## Begin Data for this exercise

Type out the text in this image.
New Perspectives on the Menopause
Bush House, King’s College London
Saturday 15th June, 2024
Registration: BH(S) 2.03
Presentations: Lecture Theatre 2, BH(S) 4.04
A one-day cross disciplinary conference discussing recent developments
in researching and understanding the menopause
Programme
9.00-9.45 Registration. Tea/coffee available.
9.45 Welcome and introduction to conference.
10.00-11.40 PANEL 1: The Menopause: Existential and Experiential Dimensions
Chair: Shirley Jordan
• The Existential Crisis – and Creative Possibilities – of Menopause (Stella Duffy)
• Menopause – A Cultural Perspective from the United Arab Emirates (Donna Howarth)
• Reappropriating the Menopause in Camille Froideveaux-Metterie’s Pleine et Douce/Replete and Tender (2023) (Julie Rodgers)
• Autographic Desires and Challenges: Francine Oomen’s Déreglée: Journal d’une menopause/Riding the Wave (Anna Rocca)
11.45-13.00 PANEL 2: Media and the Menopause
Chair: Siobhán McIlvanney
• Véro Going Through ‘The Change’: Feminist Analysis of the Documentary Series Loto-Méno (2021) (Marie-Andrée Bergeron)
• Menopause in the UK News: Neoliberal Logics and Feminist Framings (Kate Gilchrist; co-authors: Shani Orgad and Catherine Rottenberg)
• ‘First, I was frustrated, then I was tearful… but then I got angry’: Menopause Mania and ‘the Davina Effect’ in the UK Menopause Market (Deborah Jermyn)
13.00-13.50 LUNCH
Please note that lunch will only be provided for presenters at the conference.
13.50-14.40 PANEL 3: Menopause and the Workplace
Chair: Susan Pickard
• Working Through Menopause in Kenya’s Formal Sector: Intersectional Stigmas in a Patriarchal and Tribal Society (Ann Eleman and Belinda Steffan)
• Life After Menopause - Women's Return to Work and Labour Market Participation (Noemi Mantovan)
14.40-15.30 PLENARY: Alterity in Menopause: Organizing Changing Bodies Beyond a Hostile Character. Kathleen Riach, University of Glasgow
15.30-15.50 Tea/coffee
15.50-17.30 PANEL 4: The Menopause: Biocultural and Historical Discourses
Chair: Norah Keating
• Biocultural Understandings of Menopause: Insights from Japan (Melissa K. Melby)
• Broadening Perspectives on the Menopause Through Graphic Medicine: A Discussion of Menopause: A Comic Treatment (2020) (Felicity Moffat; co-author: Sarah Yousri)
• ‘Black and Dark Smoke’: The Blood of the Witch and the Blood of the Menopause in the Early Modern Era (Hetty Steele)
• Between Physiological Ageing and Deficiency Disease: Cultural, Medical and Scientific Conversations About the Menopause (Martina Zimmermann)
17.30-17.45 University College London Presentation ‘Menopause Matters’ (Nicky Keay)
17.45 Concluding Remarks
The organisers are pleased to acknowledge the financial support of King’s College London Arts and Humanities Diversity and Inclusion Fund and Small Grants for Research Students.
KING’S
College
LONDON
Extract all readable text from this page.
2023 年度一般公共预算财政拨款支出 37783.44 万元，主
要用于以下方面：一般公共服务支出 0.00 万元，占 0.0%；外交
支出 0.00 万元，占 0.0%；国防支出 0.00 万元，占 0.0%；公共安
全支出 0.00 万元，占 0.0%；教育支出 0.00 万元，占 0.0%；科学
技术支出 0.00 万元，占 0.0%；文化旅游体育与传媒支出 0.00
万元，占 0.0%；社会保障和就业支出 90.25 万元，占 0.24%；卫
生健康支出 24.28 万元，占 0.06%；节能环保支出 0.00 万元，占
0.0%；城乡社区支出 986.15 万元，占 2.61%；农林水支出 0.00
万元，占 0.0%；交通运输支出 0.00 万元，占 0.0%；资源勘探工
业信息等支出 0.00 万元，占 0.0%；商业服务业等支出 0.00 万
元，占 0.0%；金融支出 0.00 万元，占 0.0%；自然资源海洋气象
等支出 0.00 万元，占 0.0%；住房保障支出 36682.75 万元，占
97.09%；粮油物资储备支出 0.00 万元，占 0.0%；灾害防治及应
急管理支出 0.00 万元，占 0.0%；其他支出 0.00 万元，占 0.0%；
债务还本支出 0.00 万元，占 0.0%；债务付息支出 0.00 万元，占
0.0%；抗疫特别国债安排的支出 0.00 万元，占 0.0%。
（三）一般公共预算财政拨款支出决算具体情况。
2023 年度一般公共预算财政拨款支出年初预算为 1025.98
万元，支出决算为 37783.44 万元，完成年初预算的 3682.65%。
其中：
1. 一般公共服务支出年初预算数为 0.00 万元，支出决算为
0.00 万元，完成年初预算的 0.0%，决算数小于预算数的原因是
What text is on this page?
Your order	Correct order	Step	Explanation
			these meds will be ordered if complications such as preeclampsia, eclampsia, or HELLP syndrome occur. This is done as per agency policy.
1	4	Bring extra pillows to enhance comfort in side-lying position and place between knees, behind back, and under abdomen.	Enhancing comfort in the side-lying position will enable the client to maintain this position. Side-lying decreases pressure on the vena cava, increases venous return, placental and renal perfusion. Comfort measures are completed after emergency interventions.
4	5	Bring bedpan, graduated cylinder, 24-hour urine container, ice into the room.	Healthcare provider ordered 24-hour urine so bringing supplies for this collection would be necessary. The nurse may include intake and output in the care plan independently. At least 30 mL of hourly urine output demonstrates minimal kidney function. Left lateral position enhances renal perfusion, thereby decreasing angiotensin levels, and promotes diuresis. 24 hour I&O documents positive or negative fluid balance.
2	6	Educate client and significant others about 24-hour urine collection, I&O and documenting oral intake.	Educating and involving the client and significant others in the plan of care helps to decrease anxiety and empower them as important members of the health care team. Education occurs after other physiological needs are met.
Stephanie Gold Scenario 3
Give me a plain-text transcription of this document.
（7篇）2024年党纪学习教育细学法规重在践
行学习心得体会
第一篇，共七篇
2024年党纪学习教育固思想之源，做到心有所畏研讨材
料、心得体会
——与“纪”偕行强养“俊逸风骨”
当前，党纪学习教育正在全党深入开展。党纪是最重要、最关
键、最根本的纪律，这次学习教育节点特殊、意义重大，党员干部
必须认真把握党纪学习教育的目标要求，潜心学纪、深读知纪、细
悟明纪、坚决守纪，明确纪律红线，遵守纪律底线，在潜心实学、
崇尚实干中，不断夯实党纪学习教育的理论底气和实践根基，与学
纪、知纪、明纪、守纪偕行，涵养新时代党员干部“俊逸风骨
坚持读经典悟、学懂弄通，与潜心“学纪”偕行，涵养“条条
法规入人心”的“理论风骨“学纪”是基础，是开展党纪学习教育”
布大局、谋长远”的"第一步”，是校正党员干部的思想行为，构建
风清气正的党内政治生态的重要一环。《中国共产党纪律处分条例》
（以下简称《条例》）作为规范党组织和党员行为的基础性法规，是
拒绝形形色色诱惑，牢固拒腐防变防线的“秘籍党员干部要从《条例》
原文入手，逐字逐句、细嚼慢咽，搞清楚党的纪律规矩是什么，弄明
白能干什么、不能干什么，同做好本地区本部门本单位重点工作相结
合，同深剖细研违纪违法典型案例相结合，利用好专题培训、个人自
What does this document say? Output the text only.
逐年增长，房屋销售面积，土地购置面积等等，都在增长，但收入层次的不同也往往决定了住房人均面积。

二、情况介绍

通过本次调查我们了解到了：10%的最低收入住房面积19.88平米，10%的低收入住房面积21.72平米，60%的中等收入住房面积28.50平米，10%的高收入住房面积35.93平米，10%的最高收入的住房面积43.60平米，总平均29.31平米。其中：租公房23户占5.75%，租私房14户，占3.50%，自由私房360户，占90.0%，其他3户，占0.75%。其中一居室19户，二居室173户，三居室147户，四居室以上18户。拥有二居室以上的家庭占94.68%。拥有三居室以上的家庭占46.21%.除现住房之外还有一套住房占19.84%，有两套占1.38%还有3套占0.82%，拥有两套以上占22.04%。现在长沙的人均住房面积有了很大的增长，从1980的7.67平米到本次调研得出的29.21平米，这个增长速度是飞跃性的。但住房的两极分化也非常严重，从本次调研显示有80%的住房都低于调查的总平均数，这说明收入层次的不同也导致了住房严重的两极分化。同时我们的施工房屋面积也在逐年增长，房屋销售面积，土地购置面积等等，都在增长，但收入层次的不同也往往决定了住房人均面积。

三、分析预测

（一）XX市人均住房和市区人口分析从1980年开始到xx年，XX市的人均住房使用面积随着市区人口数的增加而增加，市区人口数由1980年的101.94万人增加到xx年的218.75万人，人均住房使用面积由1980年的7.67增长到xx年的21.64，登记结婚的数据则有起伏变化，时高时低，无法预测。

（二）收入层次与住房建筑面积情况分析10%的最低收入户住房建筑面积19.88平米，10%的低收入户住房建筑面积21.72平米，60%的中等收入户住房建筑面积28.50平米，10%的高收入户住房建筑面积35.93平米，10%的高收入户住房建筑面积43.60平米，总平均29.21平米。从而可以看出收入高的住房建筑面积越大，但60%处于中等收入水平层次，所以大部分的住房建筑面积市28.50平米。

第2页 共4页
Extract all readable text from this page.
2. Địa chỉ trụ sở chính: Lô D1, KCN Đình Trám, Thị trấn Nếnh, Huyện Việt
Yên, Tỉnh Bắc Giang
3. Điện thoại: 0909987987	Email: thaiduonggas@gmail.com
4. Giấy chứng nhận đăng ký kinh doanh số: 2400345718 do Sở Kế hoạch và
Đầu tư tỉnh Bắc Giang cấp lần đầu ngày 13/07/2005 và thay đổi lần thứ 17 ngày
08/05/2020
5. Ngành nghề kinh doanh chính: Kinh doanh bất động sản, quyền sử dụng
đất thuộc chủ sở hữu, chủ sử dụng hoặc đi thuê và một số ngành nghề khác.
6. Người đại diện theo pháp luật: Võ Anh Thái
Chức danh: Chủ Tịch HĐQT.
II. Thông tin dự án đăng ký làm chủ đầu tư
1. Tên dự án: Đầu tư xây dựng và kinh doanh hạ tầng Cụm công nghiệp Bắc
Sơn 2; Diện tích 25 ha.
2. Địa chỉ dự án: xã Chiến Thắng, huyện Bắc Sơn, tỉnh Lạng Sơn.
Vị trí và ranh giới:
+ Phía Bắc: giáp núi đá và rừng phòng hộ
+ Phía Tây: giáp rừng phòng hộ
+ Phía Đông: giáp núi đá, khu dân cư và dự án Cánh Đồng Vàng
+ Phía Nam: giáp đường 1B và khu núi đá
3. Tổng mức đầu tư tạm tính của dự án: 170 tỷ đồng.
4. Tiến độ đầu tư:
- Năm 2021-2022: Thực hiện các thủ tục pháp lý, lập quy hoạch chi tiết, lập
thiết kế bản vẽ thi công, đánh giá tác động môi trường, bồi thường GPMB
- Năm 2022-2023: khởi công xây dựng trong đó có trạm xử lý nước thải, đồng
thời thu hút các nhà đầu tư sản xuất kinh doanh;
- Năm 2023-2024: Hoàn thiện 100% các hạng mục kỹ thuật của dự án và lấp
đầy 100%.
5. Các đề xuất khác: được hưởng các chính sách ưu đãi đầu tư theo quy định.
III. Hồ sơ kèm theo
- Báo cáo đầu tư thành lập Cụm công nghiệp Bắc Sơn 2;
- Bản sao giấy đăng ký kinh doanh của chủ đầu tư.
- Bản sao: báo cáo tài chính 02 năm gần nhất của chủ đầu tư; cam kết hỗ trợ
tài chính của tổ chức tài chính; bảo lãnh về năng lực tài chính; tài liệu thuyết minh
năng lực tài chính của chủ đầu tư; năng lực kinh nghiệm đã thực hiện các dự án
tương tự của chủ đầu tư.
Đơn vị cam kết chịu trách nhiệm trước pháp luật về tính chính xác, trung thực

## End Data for this exercise

# [Problem requirements]
Make a copy of each line that contains the string "俊逸风骨".

# [Result of this exercise]
——与“纪”偕行强养“俊逸风骨”
纪、知纪、明纪、守纪偕行，涵养新时代党员干部“俊逸风骨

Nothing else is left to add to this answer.